+++ RECORD SET +++

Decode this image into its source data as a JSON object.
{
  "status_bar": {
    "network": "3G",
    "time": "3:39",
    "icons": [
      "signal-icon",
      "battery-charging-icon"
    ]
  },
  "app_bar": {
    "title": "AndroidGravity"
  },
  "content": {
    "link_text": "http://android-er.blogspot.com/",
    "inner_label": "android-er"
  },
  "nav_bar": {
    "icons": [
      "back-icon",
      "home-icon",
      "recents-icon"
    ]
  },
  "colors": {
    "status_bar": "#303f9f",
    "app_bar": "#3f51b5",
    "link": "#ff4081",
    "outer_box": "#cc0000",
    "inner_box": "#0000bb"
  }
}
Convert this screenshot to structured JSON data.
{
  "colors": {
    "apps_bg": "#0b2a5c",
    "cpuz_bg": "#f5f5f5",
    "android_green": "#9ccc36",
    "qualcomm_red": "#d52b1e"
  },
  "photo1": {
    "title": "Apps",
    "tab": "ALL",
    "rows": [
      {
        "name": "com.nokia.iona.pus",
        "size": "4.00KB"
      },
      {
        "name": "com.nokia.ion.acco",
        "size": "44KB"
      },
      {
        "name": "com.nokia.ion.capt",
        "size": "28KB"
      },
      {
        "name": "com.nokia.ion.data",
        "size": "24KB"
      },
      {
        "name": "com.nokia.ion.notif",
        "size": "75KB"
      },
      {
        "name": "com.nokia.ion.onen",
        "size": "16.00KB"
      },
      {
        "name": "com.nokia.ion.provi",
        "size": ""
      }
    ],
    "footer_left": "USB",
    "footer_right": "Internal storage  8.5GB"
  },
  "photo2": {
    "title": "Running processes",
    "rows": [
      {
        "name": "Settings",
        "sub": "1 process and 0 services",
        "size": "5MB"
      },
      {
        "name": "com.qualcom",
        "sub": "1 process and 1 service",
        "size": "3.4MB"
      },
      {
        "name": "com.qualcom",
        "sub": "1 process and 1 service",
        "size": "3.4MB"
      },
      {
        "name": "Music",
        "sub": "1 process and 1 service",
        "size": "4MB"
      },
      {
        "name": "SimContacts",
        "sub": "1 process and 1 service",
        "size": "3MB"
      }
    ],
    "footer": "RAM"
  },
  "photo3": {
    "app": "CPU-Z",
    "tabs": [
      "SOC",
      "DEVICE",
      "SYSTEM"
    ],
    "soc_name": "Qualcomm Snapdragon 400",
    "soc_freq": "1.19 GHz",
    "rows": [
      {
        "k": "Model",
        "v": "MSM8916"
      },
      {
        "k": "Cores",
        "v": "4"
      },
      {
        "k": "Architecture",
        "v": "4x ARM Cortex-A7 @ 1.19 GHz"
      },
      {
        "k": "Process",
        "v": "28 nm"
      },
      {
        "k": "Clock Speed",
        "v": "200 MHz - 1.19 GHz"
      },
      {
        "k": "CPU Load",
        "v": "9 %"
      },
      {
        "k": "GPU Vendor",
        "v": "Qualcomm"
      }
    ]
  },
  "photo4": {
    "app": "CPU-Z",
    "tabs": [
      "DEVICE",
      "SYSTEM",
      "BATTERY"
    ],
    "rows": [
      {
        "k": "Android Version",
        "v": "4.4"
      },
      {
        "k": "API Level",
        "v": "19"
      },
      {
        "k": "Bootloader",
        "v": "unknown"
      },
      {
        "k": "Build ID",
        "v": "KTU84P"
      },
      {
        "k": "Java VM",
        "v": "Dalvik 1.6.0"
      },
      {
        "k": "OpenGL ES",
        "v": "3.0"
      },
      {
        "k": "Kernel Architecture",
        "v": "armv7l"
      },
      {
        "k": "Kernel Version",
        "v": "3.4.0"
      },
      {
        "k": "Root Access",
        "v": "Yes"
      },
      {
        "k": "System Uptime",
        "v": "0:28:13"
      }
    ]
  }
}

+++
+++ RECORD SET +++

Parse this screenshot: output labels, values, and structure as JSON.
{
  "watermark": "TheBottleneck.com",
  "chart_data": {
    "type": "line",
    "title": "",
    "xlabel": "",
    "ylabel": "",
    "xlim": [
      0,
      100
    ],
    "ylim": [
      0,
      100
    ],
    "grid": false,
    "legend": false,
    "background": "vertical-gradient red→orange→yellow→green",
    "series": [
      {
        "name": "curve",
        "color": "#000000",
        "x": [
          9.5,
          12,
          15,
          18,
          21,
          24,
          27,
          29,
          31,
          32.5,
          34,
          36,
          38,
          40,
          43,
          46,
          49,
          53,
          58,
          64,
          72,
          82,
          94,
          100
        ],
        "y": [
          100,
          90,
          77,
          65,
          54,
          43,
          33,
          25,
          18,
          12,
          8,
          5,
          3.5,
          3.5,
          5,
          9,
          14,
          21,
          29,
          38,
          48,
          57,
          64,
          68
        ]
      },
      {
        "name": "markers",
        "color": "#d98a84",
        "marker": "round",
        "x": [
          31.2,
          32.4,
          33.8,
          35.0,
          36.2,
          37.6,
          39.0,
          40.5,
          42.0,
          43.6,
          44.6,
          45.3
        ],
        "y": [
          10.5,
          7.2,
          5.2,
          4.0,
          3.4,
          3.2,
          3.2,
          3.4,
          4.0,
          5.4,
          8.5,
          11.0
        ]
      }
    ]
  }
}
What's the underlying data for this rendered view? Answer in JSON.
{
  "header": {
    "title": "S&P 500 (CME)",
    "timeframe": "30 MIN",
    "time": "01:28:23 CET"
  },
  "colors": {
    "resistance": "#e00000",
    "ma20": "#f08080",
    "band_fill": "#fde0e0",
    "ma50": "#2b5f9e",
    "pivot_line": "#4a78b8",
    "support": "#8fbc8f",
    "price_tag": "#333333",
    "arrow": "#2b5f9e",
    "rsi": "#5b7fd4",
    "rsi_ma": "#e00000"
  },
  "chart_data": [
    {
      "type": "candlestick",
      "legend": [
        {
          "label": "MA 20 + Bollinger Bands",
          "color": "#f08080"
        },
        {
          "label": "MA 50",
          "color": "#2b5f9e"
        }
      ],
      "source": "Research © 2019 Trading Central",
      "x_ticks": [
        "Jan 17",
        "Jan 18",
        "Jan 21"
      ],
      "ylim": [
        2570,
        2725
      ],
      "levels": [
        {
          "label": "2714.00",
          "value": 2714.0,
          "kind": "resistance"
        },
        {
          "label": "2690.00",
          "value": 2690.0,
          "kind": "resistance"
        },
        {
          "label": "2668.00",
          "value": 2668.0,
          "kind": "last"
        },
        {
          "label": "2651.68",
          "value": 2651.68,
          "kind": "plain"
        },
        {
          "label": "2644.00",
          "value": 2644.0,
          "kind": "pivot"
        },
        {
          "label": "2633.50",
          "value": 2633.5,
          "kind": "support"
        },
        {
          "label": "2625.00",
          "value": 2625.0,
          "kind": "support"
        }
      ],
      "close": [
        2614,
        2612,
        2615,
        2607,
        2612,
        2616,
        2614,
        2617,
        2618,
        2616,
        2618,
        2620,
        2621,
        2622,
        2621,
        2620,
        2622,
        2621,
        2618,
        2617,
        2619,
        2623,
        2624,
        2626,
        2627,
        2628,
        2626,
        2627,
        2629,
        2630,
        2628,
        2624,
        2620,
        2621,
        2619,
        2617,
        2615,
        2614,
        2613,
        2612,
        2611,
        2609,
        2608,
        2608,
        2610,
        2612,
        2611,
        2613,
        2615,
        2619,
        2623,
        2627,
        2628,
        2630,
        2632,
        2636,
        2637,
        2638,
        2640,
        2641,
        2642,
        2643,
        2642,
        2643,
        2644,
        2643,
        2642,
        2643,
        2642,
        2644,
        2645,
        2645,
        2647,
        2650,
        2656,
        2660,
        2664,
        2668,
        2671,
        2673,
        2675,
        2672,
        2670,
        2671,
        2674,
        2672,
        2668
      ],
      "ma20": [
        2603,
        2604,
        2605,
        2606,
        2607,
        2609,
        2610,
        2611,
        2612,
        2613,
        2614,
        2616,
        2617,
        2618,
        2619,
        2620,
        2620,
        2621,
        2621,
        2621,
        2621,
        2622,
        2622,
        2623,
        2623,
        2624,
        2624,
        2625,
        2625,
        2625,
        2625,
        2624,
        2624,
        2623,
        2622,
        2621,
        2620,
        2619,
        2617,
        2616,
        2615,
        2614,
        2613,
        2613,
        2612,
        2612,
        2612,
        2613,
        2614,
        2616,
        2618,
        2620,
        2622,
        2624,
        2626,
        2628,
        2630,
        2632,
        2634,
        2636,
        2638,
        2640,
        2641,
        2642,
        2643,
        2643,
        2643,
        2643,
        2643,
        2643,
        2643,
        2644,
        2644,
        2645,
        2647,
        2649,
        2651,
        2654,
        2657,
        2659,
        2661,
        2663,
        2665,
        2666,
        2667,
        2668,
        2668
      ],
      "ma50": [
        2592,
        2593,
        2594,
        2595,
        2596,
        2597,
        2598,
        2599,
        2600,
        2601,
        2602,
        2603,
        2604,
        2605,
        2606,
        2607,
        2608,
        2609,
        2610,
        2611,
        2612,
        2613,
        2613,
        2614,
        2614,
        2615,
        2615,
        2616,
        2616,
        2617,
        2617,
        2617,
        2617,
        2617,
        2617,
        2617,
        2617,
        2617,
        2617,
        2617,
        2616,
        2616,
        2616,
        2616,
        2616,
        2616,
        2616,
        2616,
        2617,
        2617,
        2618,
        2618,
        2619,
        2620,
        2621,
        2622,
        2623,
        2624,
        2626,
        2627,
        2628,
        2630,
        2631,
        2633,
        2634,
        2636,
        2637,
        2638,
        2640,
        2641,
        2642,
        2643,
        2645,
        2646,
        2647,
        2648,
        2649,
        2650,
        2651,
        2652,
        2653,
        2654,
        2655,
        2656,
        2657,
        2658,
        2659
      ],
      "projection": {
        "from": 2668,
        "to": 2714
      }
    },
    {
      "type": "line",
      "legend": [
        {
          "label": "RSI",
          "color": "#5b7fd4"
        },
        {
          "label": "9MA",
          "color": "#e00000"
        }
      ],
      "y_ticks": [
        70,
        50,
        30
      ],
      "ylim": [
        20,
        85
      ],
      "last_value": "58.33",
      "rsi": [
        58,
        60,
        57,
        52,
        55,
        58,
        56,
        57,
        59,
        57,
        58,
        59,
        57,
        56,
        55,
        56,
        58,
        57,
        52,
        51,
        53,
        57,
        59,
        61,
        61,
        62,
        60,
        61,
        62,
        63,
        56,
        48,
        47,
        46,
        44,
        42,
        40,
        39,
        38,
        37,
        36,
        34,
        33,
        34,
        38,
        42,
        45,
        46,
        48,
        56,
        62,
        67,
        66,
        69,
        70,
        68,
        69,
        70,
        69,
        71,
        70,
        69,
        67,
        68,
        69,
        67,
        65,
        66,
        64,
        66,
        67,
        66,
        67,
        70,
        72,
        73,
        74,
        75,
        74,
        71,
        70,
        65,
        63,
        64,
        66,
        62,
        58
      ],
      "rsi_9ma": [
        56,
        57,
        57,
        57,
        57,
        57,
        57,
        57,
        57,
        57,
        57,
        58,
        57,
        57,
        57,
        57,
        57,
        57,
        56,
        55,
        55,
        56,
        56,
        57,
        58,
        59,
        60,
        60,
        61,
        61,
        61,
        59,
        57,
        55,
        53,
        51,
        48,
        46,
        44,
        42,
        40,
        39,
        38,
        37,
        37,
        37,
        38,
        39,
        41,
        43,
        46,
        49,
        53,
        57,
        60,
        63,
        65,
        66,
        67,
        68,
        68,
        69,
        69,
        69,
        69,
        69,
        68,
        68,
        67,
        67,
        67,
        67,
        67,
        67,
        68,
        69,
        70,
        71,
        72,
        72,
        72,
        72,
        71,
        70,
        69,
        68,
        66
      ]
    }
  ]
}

+++
+++ RECORD SET +++

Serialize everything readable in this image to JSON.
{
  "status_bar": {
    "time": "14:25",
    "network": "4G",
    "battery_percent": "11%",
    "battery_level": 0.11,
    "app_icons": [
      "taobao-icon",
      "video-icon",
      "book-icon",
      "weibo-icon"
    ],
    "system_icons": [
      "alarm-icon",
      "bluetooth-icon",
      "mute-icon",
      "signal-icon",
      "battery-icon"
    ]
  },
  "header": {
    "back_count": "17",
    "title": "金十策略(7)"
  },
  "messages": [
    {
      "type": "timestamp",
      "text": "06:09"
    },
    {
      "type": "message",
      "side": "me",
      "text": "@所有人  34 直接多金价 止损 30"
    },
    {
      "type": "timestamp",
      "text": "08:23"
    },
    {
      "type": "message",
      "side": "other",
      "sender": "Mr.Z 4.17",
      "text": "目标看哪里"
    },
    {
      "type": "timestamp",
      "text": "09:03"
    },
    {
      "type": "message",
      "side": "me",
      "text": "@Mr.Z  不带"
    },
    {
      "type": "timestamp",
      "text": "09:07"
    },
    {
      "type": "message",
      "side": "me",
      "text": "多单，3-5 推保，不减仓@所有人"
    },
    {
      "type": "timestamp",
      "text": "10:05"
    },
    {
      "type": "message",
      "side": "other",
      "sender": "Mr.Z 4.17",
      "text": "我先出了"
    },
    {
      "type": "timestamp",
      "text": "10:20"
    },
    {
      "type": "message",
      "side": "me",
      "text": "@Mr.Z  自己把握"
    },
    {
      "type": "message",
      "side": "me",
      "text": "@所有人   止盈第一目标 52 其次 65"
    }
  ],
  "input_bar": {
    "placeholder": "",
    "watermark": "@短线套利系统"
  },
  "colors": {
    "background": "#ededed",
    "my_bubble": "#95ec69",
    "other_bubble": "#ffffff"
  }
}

+++

* OBJECTIVE: Each line in the listing above that contains "image" should be copied.

* CORRECT ANSWER:
Decode this image into its source data as a JSON object.
Serialize everything readable in this image to JSON.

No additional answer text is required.